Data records

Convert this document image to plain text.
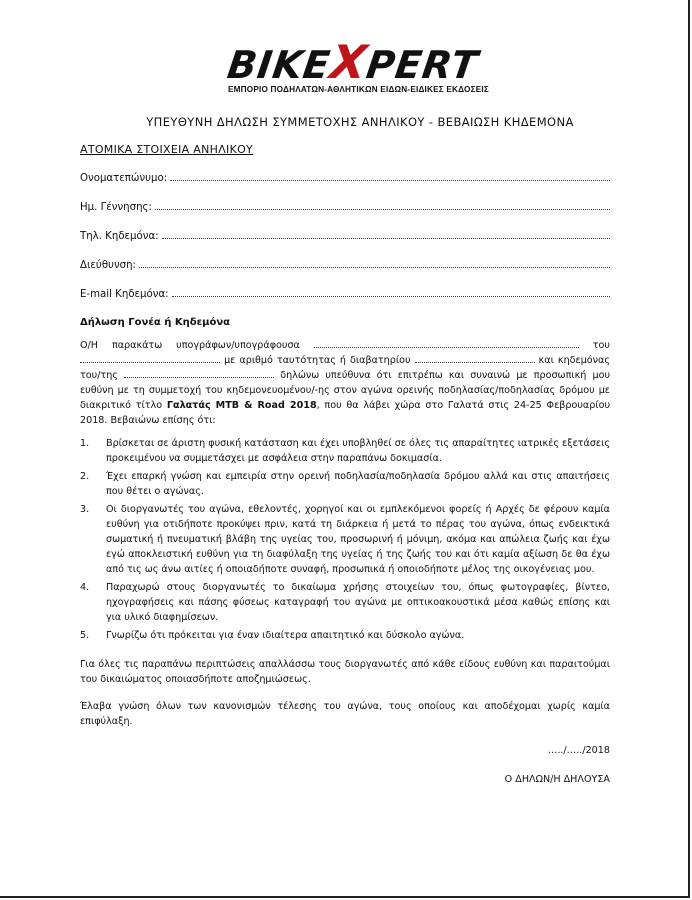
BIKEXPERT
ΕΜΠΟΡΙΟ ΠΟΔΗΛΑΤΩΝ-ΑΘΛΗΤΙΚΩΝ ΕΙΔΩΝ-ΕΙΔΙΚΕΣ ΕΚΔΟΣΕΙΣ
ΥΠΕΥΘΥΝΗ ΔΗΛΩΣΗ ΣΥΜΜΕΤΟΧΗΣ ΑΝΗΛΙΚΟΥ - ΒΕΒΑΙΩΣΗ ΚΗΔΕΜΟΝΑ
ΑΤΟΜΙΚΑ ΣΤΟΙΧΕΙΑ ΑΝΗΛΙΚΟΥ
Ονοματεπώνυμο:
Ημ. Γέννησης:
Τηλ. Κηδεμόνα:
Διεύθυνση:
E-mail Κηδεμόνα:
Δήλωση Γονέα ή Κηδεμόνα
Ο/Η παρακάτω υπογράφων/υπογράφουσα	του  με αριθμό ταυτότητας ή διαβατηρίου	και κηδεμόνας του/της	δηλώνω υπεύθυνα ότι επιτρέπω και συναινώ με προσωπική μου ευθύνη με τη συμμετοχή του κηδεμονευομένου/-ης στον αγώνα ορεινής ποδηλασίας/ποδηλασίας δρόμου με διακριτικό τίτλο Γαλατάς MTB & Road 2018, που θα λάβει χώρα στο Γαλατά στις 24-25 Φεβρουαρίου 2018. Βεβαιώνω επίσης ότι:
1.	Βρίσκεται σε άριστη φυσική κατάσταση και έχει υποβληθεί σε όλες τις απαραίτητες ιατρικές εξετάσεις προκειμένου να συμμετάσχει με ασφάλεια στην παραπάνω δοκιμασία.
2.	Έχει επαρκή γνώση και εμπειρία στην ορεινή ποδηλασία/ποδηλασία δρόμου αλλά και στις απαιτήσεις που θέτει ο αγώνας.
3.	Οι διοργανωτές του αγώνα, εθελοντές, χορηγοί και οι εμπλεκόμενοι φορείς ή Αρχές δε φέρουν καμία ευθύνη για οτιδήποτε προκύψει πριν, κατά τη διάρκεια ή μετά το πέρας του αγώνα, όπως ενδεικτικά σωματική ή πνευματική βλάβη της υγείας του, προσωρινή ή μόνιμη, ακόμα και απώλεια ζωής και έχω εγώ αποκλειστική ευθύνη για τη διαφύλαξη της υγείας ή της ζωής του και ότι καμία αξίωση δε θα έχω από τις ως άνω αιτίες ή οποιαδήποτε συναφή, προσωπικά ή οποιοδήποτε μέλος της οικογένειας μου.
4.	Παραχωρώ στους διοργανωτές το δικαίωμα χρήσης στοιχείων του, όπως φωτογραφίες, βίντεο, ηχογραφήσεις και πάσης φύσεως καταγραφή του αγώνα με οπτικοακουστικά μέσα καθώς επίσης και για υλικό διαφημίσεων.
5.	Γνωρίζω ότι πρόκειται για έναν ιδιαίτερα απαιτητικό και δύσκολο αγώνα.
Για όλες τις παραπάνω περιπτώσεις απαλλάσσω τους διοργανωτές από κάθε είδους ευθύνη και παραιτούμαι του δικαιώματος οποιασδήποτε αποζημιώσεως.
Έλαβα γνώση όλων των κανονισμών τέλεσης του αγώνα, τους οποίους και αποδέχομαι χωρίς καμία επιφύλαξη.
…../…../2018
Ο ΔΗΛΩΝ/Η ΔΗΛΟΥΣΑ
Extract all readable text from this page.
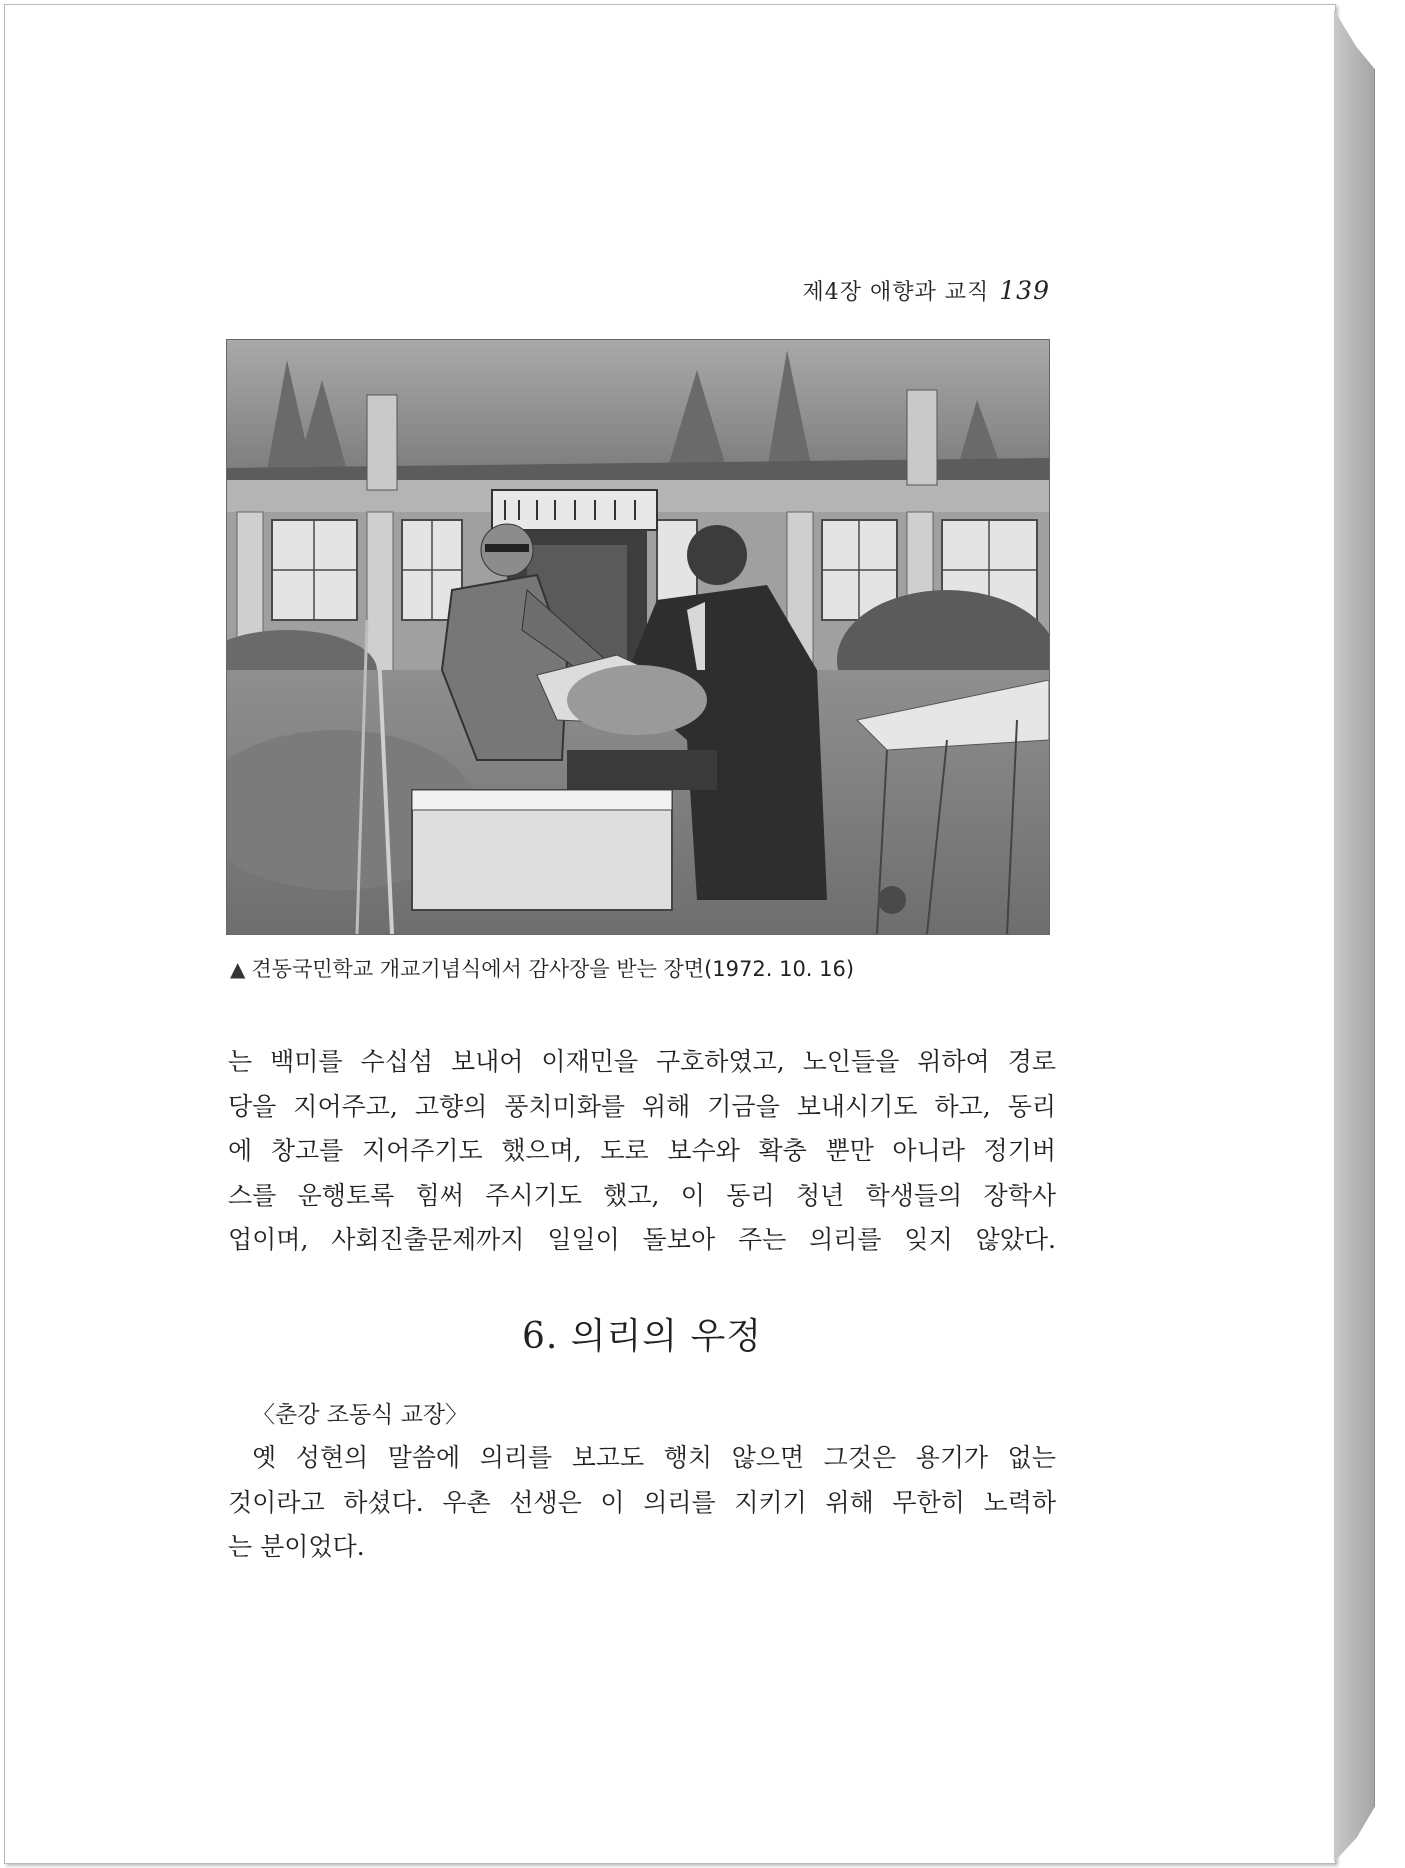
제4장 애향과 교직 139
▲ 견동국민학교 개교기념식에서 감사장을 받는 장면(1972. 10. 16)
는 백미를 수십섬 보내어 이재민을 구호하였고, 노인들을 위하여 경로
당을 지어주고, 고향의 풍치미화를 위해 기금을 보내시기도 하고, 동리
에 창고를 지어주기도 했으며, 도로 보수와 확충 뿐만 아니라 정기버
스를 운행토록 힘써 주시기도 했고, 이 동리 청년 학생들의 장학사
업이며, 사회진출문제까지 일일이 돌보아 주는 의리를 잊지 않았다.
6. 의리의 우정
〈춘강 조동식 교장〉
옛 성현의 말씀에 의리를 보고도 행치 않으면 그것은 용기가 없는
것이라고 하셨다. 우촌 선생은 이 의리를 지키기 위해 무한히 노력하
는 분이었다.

Goal of the exercise: The copy should begin at the line containing "Extract all readable text from this page." and end at the last line of the data above; please restate those lines word for word without the pictures.

Finished task:
Extract all readable text from this page.
제4장 애향과 교직 139
▲ 견동국민학교 개교기념식에서 감사장을 받는 장면(1972. 10. 16)
는 백미를 수십섬 보내어 이재민을 구호하였고, 노인들을 위하여 경로
당을 지어주고, 고향의 풍치미화를 위해 기금을 보내시기도 하고, 동리
에 창고를 지어주기도 했으며, 도로 보수와 확충 뿐만 아니라 정기버
스를 운행토록 힘써 주시기도 했고, 이 동리 청년 학생들의 장학사
업이며, 사회진출문제까지 일일이 돌보아 주는 의리를 잊지 않았다.
6. 의리의 우정
〈춘강 조동식 교장〉
옛 성현의 말씀에 의리를 보고도 행치 않으면 그것은 용기가 없는
것이라고 하셨다. 우촌 선생은 이 의리를 지키기 위해 무한히 노력하
는 분이었다.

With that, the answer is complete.